● INSTRUCTION: How many lines in the data below contain the string "stats"? Reply with the number alone.
┄┄┄┄┄┄
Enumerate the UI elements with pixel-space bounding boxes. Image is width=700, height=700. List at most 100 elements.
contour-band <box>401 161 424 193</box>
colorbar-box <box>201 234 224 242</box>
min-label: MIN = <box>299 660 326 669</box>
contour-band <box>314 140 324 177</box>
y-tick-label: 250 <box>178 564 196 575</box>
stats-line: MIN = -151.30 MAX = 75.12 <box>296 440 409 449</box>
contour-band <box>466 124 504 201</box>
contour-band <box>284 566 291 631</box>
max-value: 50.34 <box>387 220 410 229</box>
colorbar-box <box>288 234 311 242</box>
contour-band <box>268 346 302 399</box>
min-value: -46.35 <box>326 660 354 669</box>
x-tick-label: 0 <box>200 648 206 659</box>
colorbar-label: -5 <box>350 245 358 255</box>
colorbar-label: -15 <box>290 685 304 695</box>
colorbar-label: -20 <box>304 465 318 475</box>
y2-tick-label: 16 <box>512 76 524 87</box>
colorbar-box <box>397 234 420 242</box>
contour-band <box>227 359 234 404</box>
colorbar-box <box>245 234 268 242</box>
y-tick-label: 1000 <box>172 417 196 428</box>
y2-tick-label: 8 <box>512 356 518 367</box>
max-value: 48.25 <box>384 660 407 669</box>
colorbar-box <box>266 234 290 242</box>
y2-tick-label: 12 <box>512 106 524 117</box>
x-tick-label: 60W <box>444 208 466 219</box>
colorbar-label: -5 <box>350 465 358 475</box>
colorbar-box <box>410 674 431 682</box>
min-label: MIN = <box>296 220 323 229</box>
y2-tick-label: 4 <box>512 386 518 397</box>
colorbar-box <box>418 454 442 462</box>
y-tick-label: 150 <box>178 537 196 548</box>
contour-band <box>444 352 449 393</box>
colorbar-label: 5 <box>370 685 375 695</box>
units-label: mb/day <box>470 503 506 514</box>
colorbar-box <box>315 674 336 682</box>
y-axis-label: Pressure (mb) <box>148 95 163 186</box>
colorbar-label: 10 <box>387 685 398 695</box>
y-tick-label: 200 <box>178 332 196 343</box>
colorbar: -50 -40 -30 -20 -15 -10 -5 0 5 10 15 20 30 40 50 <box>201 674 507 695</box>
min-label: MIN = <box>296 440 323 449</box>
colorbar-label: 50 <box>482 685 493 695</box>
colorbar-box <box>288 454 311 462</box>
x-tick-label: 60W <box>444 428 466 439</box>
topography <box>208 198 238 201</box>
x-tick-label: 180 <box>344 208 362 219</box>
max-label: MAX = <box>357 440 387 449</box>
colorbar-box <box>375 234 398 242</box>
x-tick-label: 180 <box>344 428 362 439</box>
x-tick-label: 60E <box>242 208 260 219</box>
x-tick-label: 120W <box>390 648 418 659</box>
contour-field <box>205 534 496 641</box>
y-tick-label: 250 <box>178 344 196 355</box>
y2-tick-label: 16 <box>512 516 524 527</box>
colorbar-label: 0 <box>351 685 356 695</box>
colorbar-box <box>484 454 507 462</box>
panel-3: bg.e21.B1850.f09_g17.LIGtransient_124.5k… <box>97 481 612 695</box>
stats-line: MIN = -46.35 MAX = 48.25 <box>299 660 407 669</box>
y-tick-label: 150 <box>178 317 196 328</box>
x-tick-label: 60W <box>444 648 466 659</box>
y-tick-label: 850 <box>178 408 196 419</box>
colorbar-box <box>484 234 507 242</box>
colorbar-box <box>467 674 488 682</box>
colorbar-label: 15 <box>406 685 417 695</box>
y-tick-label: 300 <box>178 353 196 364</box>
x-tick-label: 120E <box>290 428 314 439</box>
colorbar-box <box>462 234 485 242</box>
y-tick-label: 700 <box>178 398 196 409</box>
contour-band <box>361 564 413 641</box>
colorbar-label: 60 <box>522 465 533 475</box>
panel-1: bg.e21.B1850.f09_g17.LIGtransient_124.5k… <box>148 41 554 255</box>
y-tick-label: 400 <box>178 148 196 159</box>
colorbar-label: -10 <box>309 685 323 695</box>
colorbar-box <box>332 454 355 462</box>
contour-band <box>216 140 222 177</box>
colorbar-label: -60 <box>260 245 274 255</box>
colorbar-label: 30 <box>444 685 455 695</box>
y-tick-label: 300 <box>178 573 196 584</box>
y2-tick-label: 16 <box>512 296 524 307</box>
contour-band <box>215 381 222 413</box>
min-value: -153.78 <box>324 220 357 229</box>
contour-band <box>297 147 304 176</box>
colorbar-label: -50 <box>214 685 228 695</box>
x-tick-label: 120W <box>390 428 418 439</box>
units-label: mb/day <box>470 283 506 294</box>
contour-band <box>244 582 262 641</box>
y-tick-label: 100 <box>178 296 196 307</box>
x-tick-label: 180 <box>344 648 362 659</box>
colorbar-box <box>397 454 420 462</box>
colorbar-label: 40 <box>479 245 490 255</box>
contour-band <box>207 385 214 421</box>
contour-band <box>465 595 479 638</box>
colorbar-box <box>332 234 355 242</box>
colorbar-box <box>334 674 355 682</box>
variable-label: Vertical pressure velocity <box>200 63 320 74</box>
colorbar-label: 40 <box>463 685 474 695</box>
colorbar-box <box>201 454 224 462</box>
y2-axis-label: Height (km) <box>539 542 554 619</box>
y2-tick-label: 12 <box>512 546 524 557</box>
┄┄┄┄┄┄
● EXERCISE RESULT: 2